→ AIM: Reproduce each record exactly.
======== MATERIAL SHOWN ========
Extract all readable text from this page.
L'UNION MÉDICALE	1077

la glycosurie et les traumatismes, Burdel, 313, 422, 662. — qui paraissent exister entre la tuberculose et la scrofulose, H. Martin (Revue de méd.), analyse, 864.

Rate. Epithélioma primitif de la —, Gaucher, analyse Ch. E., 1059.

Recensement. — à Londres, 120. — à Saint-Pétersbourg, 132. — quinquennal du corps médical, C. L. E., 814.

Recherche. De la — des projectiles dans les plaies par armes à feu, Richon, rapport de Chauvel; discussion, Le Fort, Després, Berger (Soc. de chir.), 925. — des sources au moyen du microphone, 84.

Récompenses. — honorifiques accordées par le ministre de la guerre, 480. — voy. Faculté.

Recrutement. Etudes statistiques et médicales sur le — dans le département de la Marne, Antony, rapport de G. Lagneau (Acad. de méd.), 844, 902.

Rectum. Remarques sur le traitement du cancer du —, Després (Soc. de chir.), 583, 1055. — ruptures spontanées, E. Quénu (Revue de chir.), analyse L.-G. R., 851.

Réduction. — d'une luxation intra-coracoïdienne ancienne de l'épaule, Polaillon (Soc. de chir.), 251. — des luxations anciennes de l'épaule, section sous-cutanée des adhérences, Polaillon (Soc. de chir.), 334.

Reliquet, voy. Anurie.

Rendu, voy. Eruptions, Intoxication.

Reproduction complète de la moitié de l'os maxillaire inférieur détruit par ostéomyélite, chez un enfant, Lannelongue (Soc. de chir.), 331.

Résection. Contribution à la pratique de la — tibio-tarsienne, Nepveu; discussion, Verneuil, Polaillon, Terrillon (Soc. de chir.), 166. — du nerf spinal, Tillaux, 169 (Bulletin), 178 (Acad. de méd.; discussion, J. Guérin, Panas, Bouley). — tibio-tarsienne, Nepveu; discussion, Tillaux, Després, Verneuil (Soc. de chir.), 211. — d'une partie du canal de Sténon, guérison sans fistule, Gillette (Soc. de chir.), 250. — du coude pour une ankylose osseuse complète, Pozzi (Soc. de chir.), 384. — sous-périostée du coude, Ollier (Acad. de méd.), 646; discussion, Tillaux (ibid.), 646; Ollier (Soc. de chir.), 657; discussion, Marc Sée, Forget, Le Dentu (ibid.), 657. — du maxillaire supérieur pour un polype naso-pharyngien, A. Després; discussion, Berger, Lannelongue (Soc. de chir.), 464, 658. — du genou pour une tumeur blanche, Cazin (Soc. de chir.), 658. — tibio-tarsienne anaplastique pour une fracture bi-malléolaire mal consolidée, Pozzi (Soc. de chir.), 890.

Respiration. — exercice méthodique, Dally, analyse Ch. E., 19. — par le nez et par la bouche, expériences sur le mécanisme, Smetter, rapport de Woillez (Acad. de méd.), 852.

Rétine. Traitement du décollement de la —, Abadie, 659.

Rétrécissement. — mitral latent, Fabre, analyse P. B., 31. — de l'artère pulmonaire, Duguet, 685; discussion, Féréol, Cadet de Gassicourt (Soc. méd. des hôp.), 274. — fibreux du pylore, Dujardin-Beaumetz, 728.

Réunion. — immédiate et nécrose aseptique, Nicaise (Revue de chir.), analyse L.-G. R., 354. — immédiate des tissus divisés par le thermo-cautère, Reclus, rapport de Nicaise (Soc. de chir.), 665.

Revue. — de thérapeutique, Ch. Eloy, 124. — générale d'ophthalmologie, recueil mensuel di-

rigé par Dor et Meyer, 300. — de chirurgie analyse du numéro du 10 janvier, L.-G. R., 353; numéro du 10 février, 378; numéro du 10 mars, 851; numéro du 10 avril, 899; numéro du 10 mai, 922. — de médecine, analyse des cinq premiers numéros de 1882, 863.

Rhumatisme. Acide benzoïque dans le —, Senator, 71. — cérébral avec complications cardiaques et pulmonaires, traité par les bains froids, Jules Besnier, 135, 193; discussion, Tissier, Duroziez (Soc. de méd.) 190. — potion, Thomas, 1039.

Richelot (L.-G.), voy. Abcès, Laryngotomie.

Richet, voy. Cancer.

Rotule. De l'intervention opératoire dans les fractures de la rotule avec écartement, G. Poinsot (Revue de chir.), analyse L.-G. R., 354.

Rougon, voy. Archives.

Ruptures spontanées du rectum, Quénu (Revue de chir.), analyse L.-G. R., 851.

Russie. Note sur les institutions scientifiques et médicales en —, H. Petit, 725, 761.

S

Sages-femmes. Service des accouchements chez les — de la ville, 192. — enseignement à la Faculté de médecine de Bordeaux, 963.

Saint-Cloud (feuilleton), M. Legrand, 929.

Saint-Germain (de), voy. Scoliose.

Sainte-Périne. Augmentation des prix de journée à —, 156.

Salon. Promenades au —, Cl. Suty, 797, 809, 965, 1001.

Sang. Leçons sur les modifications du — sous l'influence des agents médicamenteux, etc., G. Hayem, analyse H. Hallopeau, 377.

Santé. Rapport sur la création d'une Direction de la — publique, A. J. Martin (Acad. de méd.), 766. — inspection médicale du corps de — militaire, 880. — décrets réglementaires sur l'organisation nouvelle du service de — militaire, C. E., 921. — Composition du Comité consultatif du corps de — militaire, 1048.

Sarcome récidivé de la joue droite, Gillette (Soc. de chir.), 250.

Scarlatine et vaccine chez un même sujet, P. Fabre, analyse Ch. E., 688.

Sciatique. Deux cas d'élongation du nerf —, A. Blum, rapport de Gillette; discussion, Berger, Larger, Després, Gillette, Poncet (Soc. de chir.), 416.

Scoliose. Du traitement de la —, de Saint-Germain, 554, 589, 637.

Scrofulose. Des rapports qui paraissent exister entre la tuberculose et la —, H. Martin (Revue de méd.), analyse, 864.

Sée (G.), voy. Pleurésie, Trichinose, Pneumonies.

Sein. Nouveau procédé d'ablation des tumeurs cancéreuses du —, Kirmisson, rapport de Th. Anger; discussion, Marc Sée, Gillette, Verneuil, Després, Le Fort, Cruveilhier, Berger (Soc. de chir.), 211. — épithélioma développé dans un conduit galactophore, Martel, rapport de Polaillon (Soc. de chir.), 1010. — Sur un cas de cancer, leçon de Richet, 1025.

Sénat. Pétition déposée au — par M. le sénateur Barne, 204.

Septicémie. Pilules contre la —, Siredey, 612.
========
→ WRITTEN RESPONSE:
Extract all readable text from this page.
L'UNION MÉDICALE	1077

la glycosurie et les traumatismes, Burdel, 313, 422, 662. — qui paraissent exister entre la tuberculose et la scrofulose, H. Martin (Revue de méd.), analyse, 864.

Rate. Epithélioma primitif de la —, Gaucher, analyse Ch. E., 1059.

Recensement. — à Londres, 120. — à Saint-Pétersbourg, 132. — quinquennal du corps médical, C. L. E., 814.

Recherche. De la — des projectiles dans les plaies par armes à feu, Richon, rapport de Chauvel; discussion, Le Fort, Després, Berger (Soc. de chir.), 925. — des sources au moyen du microphone, 84.

Récompenses. — honorifiques accordées par le ministre de la guerre, 480. — voy. Faculté.

Recrutement. Etudes statistiques et médicales sur le — dans le département de la Marne, Antony, rapport de G. Lagneau (Acad. de méd.), 844, 902.

Rectum. Remarques sur le traitement du cancer du —, Després (Soc. de chir.), 583, 1055. — ruptures spontanées, E. Quénu (Revue de chir.), analyse L.-G. R., 851.

Réduction. — d'une luxation intra-coracoïdienne ancienne de l'épaule, Polaillon (Soc. de chir.), 251. — des luxations anciennes de l'épaule, section sous-cutanée des adhérences, Polaillon (Soc. de chir.), 334.

Reliquet, voy. Anurie.

Rendu, voy. Eruptions, Intoxication.

Reproduction complète de la moitié de l'os maxillaire inférieur détruit par ostéomyélite, chez un enfant, Lannelongue (Soc. de chir.), 331.

Résection. Contribution à la pratique de la — tibio-tarsienne, Nepveu; discussion, Verneuil, Polaillon, Terrillon (Soc. de chir.), 166. — du nerf spinal, Tillaux, 169 (Bulletin), 178 (Acad. de méd.; discussion, J. Guérin, Panas, Bouley). — tibio-tarsienne, Nepveu; discussion, Tillaux, Després, Verneuil (Soc. de chir.), 211. — d'une partie du canal de Sténon, guérison sans fistule, Gillette (Soc. de chir.), 250. — du coude pour une ankylose osseuse complète, Pozzi (Soc. de chir.), 384. — sous-périostée du coude, Ollier (Acad. de méd.), 646; discussion, Tillaux (ibid.), 646; Ollier (Soc. de chir.), 657; discussion, Marc Sée, Forget, Le Dentu (ibid.), 657. — du maxillaire supérieur pour un polype naso-pharyngien, A. Després; discussion, Berger, Lannelongue (Soc. de chir.), 464, 658. — du genou pour une tumeur blanche, Cazin (Soc. de chir.), 658. — tibio-tarsienne anaplastique pour une fracture bi-malléolaire mal consolidée, Pozzi (Soc. de chir.), 890.

Respiration. — exercice méthodique, Dally, analyse Ch. E., 19. — par le nez et par la bouche, expériences sur le mécanisme, Smetter, rapport de Woillez (Acad. de méd.), 852.

Rétine. Traitement du décollement de la —, Abadie, 659.

Rétrécissement. — mitral latent, Fabre, analyse P. B., 31. — de l'artère pulmonaire, Duguet, 685; discussion, Féréol, Cadet de Gassicourt (Soc. méd. des hôp.), 274. — fibreux du pylore, Dujardin-Beaumetz, 728.

Réunion. — immédiate et nécrose aseptique, Nicaise (Revue de chir.), analyse L.-G. R., 354. — immédiate des tissus divisés par le thermo-cautère, Reclus, rapport de Nicaise (Soc. de chir.), 665.

Revue. — de thérapeutique, Ch. Eloy, 124. — générale d'ophthalmologie, recueil mensuel di-

rigé par Dor et Meyer, 300. — de chirurgie analyse du numéro du 10 janvier, L.-G. R., 353; numéro du 10 février, 378; numéro du 10 mars, 851; numéro du 10 avril, 899; numéro du 10 mai, 922. — de médecine, analyse des cinq premiers numéros de 1882, 863.

Rhumatisme. Acide benzoïque dans le —, Senator, 71. — cérébral avec complications cardiaques et pulmonaires, traité par les bains froids, Jules Besnier, 135, 193; discussion, Tissier, Duroziez (Soc. de méd.) 190. — potion, Thomas, 1039.

Richelot (L.-G.), voy. Abcès, Laryngotomie.

Richet, voy. Cancer.

Rotule. De l'intervention opératoire dans les fractures de la rotule avec écartement, G. Poinsot (Revue de chir.), analyse L.-G. R., 354.

Rougon, voy. Archives.

Ruptures spontanées du rectum, Quénu (Revue de chir.), analyse L.-G. R., 851.

Russie. Note sur les institutions scientifiques et médicales en —, H. Petit, 725, 761.

S

Sages-femmes. Service des accouchements chez les — de la ville, 192. — enseignement à la Faculté de médecine de Bordeaux, 963.

Saint-Cloud (feuilleton), M. Legrand, 929.

Saint-Germain (de), voy. Scoliose.

Sainte-Périne. Augmentation des prix de journée à —, 156.

Salon. Promenades au —, Cl. Suty, 797, 809, 965, 1001.

Sang. Leçons sur les modifications du — sous l'influence des agents médicamenteux, etc., G. Hayem, analyse H. Hallopeau, 377.

Santé. Rapport sur la création d'une Direction de la — publique, A. J. Martin (Acad. de méd.), 766. — inspection médicale du corps de — militaire, 880. — décrets réglementaires sur l'organisation nouvelle du service de — militaire, C. E., 921. — Composition du Comité consultatif du corps de — militaire, 1048.

Sarcome récidivé de la joue droite, Gillette (Soc. de chir.), 250.

Scarlatine et vaccine chez un même sujet, P. Fabre, analyse Ch. E., 688.

Sciatique. Deux cas d'élongation du nerf —, A. Blum, rapport de Gillette; discussion, Berger, Larger, Després, Gillette, Poncet (Soc. de chir.), 416.

Scoliose. Du traitement de la —, de Saint-Germain, 554, 589, 637.

Scrofulose. Des rapports qui paraissent exister entre la tuberculose et la —, H. Martin (Revue de méd.), analyse, 864.

Sée (G.), voy. Pleurésie, Trichinose, Pneumonies.

Sein. Nouveau procédé d'ablation des tumeurs cancéreuses du —, Kirmisson, rapport de Th. Anger; discussion, Marc Sée, Gillette, Verneuil, Després, Le Fort, Cruveilhier, Berger (Soc. de chir.), 211. — épithélioma développé dans un conduit galactophore, Martel, rapport de Polaillon (Soc. de chir.), 1010. — Sur un cas de cancer, leçon de Richet, 1025.

Sénat. Pétition déposée au — par M. le sénateur Barne, 204.

Septicémie. Pilules contre la —, Siredey, 612.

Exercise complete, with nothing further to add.